## Start

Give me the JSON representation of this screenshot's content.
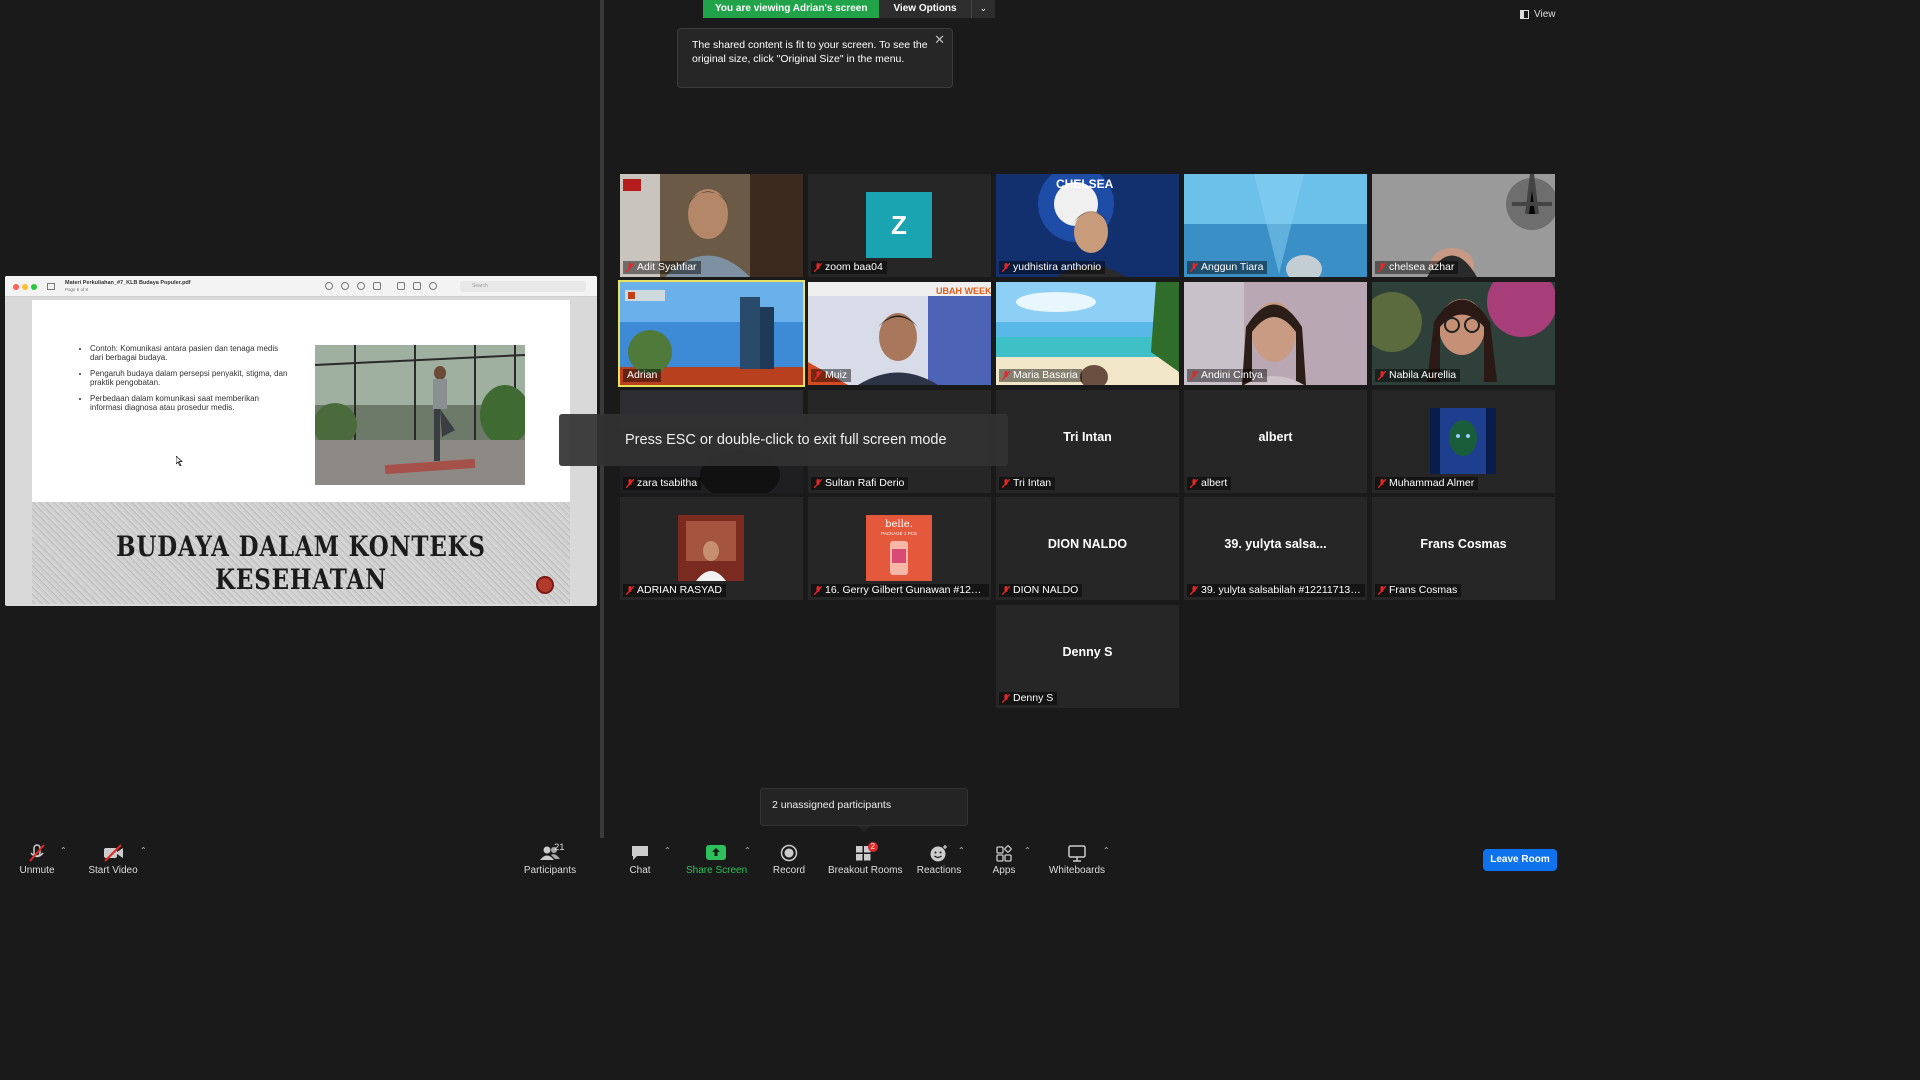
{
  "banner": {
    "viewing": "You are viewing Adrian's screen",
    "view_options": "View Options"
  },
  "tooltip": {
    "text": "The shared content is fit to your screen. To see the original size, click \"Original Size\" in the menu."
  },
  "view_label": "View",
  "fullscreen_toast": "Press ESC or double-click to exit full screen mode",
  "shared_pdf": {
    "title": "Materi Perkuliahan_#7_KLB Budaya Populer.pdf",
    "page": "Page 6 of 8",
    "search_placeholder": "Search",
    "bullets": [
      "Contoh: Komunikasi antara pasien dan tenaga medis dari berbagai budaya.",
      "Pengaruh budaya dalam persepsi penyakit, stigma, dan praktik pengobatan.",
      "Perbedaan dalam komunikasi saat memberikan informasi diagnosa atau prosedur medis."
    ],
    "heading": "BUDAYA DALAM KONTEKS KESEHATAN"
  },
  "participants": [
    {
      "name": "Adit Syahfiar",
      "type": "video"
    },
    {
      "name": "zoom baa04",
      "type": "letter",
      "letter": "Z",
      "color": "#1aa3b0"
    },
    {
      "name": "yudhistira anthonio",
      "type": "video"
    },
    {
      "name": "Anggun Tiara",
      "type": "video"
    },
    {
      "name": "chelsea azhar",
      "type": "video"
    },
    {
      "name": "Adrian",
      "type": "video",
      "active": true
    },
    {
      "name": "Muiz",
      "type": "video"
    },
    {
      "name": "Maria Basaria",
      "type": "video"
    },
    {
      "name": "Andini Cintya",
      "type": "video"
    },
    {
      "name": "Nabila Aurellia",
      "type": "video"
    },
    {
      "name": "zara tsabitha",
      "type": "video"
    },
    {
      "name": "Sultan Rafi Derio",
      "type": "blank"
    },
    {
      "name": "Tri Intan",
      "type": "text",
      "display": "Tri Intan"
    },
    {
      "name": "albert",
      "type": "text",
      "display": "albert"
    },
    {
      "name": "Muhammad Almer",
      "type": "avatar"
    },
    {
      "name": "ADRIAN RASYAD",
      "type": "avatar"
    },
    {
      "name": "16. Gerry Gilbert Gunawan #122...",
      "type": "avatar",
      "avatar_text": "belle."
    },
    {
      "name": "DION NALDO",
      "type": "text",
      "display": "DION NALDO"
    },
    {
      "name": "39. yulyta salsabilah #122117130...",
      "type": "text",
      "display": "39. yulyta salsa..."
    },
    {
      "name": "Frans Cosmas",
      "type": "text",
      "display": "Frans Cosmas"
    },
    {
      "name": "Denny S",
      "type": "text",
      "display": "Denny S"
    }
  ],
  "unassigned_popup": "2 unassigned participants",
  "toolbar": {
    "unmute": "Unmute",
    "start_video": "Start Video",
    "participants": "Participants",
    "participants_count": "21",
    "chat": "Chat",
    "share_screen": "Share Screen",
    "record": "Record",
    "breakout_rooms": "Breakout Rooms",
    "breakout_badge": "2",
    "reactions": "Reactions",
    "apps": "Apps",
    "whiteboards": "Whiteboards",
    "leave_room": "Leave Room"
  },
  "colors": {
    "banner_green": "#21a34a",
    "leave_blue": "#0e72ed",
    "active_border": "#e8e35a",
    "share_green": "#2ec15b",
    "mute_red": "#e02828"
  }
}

## End

● Exercise task:
List each line holding the string "content".

● Task response:
Give me the JSON representation of this screenshot's content.
    "text": "The shared content is fit to your screen. To see the original size, click \"Original Size\" in the menu."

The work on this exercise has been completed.